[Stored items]

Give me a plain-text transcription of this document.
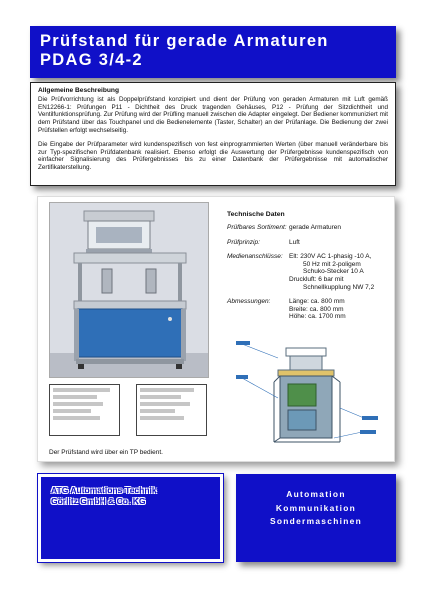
Prüfstand für gerade Armaturen
PDAG 3/4-2
Allgemeine Beschreibung

Die Prüfvorrichtung ist als Doppelprüfstand konzipiert und dient der Prüfung von geraden Armaturen mit Luft gemäß EN12266-1: Prüfungen P11 - Dichtheit des Druck tragenden Gehäuses, P12 - Prüfung der Sitzdichtheit und Ventilfunktionsprüfung. Zur Prüfung wird der Prüfling manuell zwischen die Adapter eingelegt. Der Bediener kommuniziert mit dem Prüfstand über das Touchpanel und die Bedienelemente (Taster, Schalter) an der Prüfanlage. Die Bedienung der zwei Prüfstellen erfolgt wechselseitig.

Die Eingabe der Prüfparameter wird kundenspezifisch von fest einprogrammierten Werten (über manuell veränderbare bis zur Typ-spezifischen Prüfdatenbank realisiert. Ebenso erfolgt die Auswertung der Prüfergebnisse kundenspezifisch von einfacher Signalisierung des Prüfergebnisses bis zu einer Datenbank der Prüfergebnisse mit automatischer Zertifikaterstellung.

Der Prüfstand wird über ein TP bedient.
Technische Daten
Prüfbares Sortiment: gerade Armaturen
Prüfprinzip:	Luft
Medienanschlüsse: Elt: 230V AC 1-phasig -10 A,
50 Hz mit 2-poligem
Schuko-Stecker 10 A
Druckluft: 6 bar mit
Schnellkupplung NW 7,2
Abmessungen:	Länge: ca. 800 mm
Breite: ca. 800 mm
Höhe: ca. 1700 mm
ATG Automations-Technik
Görlitz GmbH & Co. KG
Automation
Kommunikation
Sondermaschinen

■ WHAT THE EXERCISE ASKS ■
Repeat the material above verbatim. Leave the pictures behind.

■ RESULT OF THE TASK ■
Give me a plain-text transcription of this document.
Prüfstand für gerade Armaturen
PDAG 3/4-2
Allgemeine Beschreibung

Die Prüfvorrichtung ist als Doppelprüfstand konzipiert und dient der Prüfung von geraden Armaturen mit Luft gemäß EN12266-1: Prüfungen P11 - Dichtheit des Druck tragenden Gehäuses, P12 - Prüfung der Sitzdichtheit und Ventilfunktionsprüfung. Zur Prüfung wird der Prüfling manuell zwischen die Adapter eingelegt. Der Bediener kommuniziert mit dem Prüfstand über das Touchpanel und die Bedienelemente (Taster, Schalter) an der Prüfanlage. Die Bedienung der zwei Prüfstellen erfolgt wechselseitig.

Die Eingabe der Prüfparameter wird kundenspezifisch von fest einprogrammierten Werten (über manuell veränderbare bis zur Typ-spezifischen Prüfdatenbank realisiert. Ebenso erfolgt die Auswertung der Prüfergebnisse kundenspezifisch von einfacher Signalisierung des Prüfergebnisses bis zu einer Datenbank der Prüfergebnisse mit automatischer Zertifikaterstellung.

Der Prüfstand wird über ein TP bedient.
Technische Daten
Prüfbares Sortiment: gerade Armaturen
Prüfprinzip:	Luft
Medienanschlüsse: Elt: 230V AC 1-phasig -10 A,
50 Hz mit 2-poligem
Schuko-Stecker 10 A
Druckluft: 6 bar mit
Schnellkupplung NW 7,2
Abmessungen:	Länge: ca. 800 mm
Breite: ca. 800 mm
Höhe: ca. 1700 mm
ATG Automations-Technik
Görlitz GmbH & Co. KG
Automation
Kommunikation
Sondermaschinen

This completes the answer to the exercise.